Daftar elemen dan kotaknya
========================

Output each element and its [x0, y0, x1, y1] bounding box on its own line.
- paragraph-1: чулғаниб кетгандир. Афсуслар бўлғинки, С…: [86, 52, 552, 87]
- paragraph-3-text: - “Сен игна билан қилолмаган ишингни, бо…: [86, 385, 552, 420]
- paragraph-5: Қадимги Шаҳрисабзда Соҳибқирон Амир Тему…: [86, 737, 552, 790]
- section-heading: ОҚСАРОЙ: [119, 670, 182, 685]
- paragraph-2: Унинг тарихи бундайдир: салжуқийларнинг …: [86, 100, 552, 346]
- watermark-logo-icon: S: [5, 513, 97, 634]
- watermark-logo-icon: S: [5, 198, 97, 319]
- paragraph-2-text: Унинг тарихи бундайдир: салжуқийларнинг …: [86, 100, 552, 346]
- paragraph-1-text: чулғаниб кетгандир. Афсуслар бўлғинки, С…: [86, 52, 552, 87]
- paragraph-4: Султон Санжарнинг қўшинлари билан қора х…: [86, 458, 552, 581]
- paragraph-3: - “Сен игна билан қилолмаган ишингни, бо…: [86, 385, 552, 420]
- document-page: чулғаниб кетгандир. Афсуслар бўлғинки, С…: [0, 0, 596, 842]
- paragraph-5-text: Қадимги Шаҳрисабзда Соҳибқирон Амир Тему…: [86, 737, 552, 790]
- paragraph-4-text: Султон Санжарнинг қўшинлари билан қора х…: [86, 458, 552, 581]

========================

Tujuan Latihan ::
Tuliskan kembali semua entri di atas baris demi baris tanpa mengubah apa pun.

Hasil Tugas ::
Output each element and its [x0, y0, x1, y1] bounding box on its own line.
- paragraph-1: чулғаниб кетгандир. Афсуслар бўлғинки, С…: [86, 52, 552, 87]
- paragraph-3-text: - “Сен игна билан қилолмаган ишингни, бо…: [86, 385, 552, 420]
- paragraph-5: Қадимги Шаҳрисабзда Соҳибқирон Амир Тему…: [86, 737, 552, 790]
- section-heading: ОҚСАРОЙ: [119, 670, 182, 685]
- paragraph-2: Унинг тарихи бундайдир: салжуқийларнинг …: [86, 100, 552, 346]
- watermark-logo-icon: S: [5, 513, 97, 634]
- watermark-logo-icon: S: [5, 198, 97, 319]
- paragraph-2-text: Унинг тарихи бундайдир: салжуқийларнинг …: [86, 100, 552, 346]
- paragraph-1-text: чулғаниб кетгандир. Афсуслар бўлғинки, С…: [86, 52, 552, 87]
- paragraph-4: Султон Санжарнинг қўшинлари билан қора х…: [86, 458, 552, 581]
- paragraph-3: - “Сен игна билан қилолмаган ишингни, бо…: [86, 385, 552, 420]
- document-page: чулғаниб кетгандир. Афсуслар бўлғинки, С…: [0, 0, 596, 842]
- paragraph-5-text: Қадимги Шаҳрисабзда Соҳибқирон Амир Тему…: [86, 737, 552, 790]
- paragraph-4-text: Султон Санжарнинг қўшинлари билан қора х…: [86, 458, 552, 581]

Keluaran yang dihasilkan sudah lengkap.